▸ Figure collection entries:
━━━━━━━━━━━━━━━━

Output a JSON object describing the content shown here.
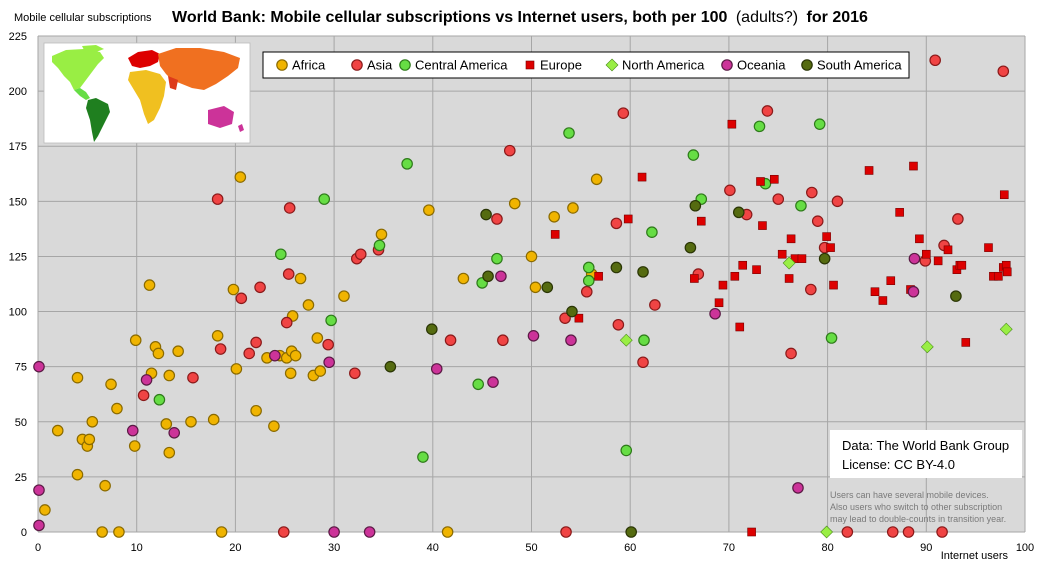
{
  "chart_data": {
    "type": "scatter",
    "title_bold": "World Bank: Mobile cellular subscriptions vs Internet users, both per 100",
    "title_paren": "(adults?)",
    "title_tail": "for 2016",
    "ylabel": "Mobile cellular subscriptions",
    "xlabel": "Internet users",
    "xlim": [
      0,
      100
    ],
    "ylim": [
      0,
      225
    ],
    "x_ticks": [
      "0",
      "10",
      "20",
      "30",
      "40",
      "50",
      "60",
      "70",
      "80",
      "90",
      "100"
    ],
    "y_ticks": [
      "0",
      "25",
      "50",
      "75",
      "100",
      "125",
      "150",
      "175",
      "200",
      "225"
    ],
    "grid": true,
    "legend_position": "top",
    "source_line1": "Data: The World Bank Group",
    "source_line2": "License: CC BY-4.0",
    "note_line1": "Users can have several mobile devices.",
    "note_line2": "Also users who switch to other subscription",
    "note_line3": "may lead to double-counts in transition year.",
    "series": [
      {
        "name": "Africa",
        "color": "#f0b400",
        "stroke": "#8a6a00",
        "marker": "circle",
        "points": [
          [
            0.7,
            10
          ],
          [
            2,
            46
          ],
          [
            4,
            26
          ],
          [
            4,
            70
          ],
          [
            4.5,
            42
          ],
          [
            5,
            39
          ],
          [
            5.2,
            42
          ],
          [
            5.5,
            50
          ],
          [
            6.5,
            0
          ],
          [
            6.8,
            21
          ],
          [
            7.4,
            67
          ],
          [
            8,
            56
          ],
          [
            8.2,
            0
          ],
          [
            9.8,
            39
          ],
          [
            9.9,
            87
          ],
          [
            11.3,
            112
          ],
          [
            11.5,
            72
          ],
          [
            11.9,
            84
          ],
          [
            12.2,
            81
          ],
          [
            13,
            49
          ],
          [
            13.3,
            71
          ],
          [
            13.3,
            36
          ],
          [
            14.2,
            82
          ],
          [
            15.5,
            50
          ],
          [
            17.8,
            51
          ],
          [
            18.2,
            89
          ],
          [
            18.6,
            0
          ],
          [
            19.8,
            110
          ],
          [
            20.1,
            74
          ],
          [
            20.5,
            161
          ],
          [
            22.1,
            55
          ],
          [
            23.2,
            79
          ],
          [
            23.9,
            48
          ],
          [
            24.5,
            80
          ],
          [
            25.2,
            79
          ],
          [
            25.6,
            72
          ],
          [
            25.7,
            82
          ],
          [
            25.8,
            98
          ],
          [
            26.1,
            80
          ],
          [
            26.6,
            115
          ],
          [
            27.4,
            103
          ],
          [
            27.9,
            71
          ],
          [
            28.3,
            88
          ],
          [
            28.6,
            73
          ],
          [
            31,
            107
          ],
          [
            34.8,
            135
          ],
          [
            39.6,
            146
          ],
          [
            41.5,
            0
          ],
          [
            43.1,
            115
          ],
          [
            48.3,
            149
          ],
          [
            50,
            125
          ],
          [
            50.4,
            111
          ],
          [
            52.3,
            143
          ],
          [
            54.2,
            147
          ],
          [
            56.1,
            117
          ],
          [
            56.6,
            160
          ]
        ]
      },
      {
        "name": "Asia",
        "color": "#f04444",
        "stroke": "#8a1a1a",
        "marker": "circle",
        "points": [
          [
            10.7,
            62
          ],
          [
            15.7,
            70
          ],
          [
            18.2,
            151
          ],
          [
            18.5,
            83
          ],
          [
            20.6,
            106
          ],
          [
            21.4,
            81
          ],
          [
            22.1,
            86
          ],
          [
            22.5,
            111
          ],
          [
            24.9,
            0
          ],
          [
            25.2,
            95
          ],
          [
            25.4,
            117
          ],
          [
            25.5,
            147
          ],
          [
            29.4,
            85
          ],
          [
            32.1,
            72
          ],
          [
            32.3,
            124
          ],
          [
            32.7,
            126
          ],
          [
            34.5,
            128
          ],
          [
            41.8,
            87
          ],
          [
            46.5,
            142
          ],
          [
            47.1,
            87
          ],
          [
            47.8,
            173
          ],
          [
            53.4,
            97
          ],
          [
            53.5,
            0
          ],
          [
            55.6,
            109
          ],
          [
            58.8,
            94
          ],
          [
            58.6,
            140
          ],
          [
            59.3,
            190
          ],
          [
            61.3,
            77
          ],
          [
            62.5,
            103
          ],
          [
            66.9,
            117
          ],
          [
            71.8,
            144
          ],
          [
            70.1,
            155
          ],
          [
            73.9,
            191
          ],
          [
            75,
            151
          ],
          [
            76.3,
            81
          ],
          [
            78.3,
            110
          ],
          [
            78.4,
            154
          ],
          [
            79,
            141
          ],
          [
            79.7,
            129
          ],
          [
            81,
            150
          ],
          [
            82,
            0
          ],
          [
            86.6,
            0
          ],
          [
            88.2,
            0
          ],
          [
            89.9,
            123
          ],
          [
            90.9,
            214
          ],
          [
            91.6,
            0
          ],
          [
            91.8,
            130
          ],
          [
            93.2,
            142
          ],
          [
            97.8,
            209
          ]
        ]
      },
      {
        "name": "Central America",
        "color": "#66dd44",
        "stroke": "#2e7a1a",
        "marker": "circle",
        "points": [
          [
            12.3,
            60
          ],
          [
            24.6,
            126
          ],
          [
            29,
            151
          ],
          [
            29.7,
            96
          ],
          [
            34.6,
            130
          ],
          [
            37.4,
            167
          ],
          [
            39,
            34
          ],
          [
            44.6,
            67
          ],
          [
            45,
            113
          ],
          [
            46.5,
            124
          ],
          [
            53.8,
            181
          ],
          [
            55.8,
            120
          ],
          [
            55.8,
            114
          ],
          [
            59.6,
            37
          ],
          [
            61.4,
            87
          ],
          [
            62.2,
            136
          ],
          [
            66.4,
            171
          ],
          [
            67.2,
            151
          ],
          [
            73.1,
            184
          ],
          [
            73.7,
            158
          ],
          [
            77.3,
            148
          ],
          [
            79.2,
            185
          ],
          [
            80.4,
            88
          ]
        ]
      },
      {
        "name": "Europe",
        "color": "#dd0000",
        "stroke": "#770000",
        "marker": "square",
        "points": [
          [
            52.4,
            135
          ],
          [
            54.8,
            97
          ],
          [
            56.8,
            116
          ],
          [
            59.8,
            142
          ],
          [
            61.2,
            161
          ],
          [
            66.5,
            115
          ],
          [
            67.2,
            141
          ],
          [
            69,
            104
          ],
          [
            69.4,
            112
          ],
          [
            70.3,
            185
          ],
          [
            70.6,
            116
          ],
          [
            71.1,
            93
          ],
          [
            71.4,
            121
          ],
          [
            72.3,
            0
          ],
          [
            72.8,
            119
          ],
          [
            73.2,
            159
          ],
          [
            73.4,
            139
          ],
          [
            74.6,
            160
          ],
          [
            75.4,
            126
          ],
          [
            76.1,
            115
          ],
          [
            76.3,
            133
          ],
          [
            76.7,
            124
          ],
          [
            77.4,
            124
          ],
          [
            79.9,
            134
          ],
          [
            80.3,
            129
          ],
          [
            80.6,
            112
          ],
          [
            84.2,
            164
          ],
          [
            84.8,
            109
          ],
          [
            85.6,
            105
          ],
          [
            86.4,
            114
          ],
          [
            87.3,
            145
          ],
          [
            88.4,
            110
          ],
          [
            88.7,
            166
          ],
          [
            89.3,
            133
          ],
          [
            90,
            126
          ],
          [
            91.2,
            123
          ],
          [
            92.2,
            128
          ],
          [
            93.1,
            119
          ],
          [
            93.4,
            121
          ],
          [
            93.6,
            121
          ],
          [
            94,
            86
          ],
          [
            96.3,
            129
          ],
          [
            96.8,
            116
          ],
          [
            97.3,
            116
          ],
          [
            97.8,
            120
          ],
          [
            97.9,
            153
          ],
          [
            98.1,
            121
          ],
          [
            98.2,
            118
          ]
        ]
      },
      {
        "name": "North America",
        "color": "#99ee44",
        "stroke": "#4a8a1a",
        "marker": "diamond",
        "points": [
          [
            59.6,
            87
          ],
          [
            76.1,
            122
          ],
          [
            79.9,
            0
          ],
          [
            90.1,
            84
          ],
          [
            98.1,
            92
          ]
        ]
      },
      {
        "name": "Oceania",
        "color": "#cc3399",
        "stroke": "#5a1a44",
        "marker": "circle",
        "points": [
          [
            0.1,
            75
          ],
          [
            0.1,
            19
          ],
          [
            0.1,
            3
          ],
          [
            9.6,
            46
          ],
          [
            11,
            69
          ],
          [
            13.8,
            45
          ],
          [
            24,
            80
          ],
          [
            29.5,
            77
          ],
          [
            30,
            0
          ],
          [
            33.6,
            0
          ],
          [
            40.4,
            74
          ],
          [
            46.1,
            68
          ],
          [
            46.9,
            116
          ],
          [
            50.2,
            89
          ],
          [
            54,
            87
          ],
          [
            68.6,
            99
          ],
          [
            77,
            20
          ],
          [
            88.8,
            124
          ],
          [
            88.7,
            109
          ]
        ]
      },
      {
        "name": "South America",
        "color": "#556b10",
        "stroke": "#2a3505",
        "marker": "circle",
        "points": [
          [
            35.7,
            75
          ],
          [
            39.9,
            92
          ],
          [
            45.4,
            144
          ],
          [
            45.6,
            116
          ],
          [
            51.6,
            111
          ],
          [
            54.1,
            100
          ],
          [
            58.6,
            120
          ],
          [
            61.3,
            118
          ],
          [
            60.1,
            0
          ],
          [
            66.1,
            129
          ],
          [
            66.6,
            148
          ],
          [
            71,
            145
          ],
          [
            79.7,
            124
          ],
          [
            93,
            107
          ]
        ]
      }
    ]
  }
}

━━━━━━━━━━━━━━━━

▸ Requirement:
How many of the lines above include the word "color"? Respond with the number alone.

▸ Task response:
7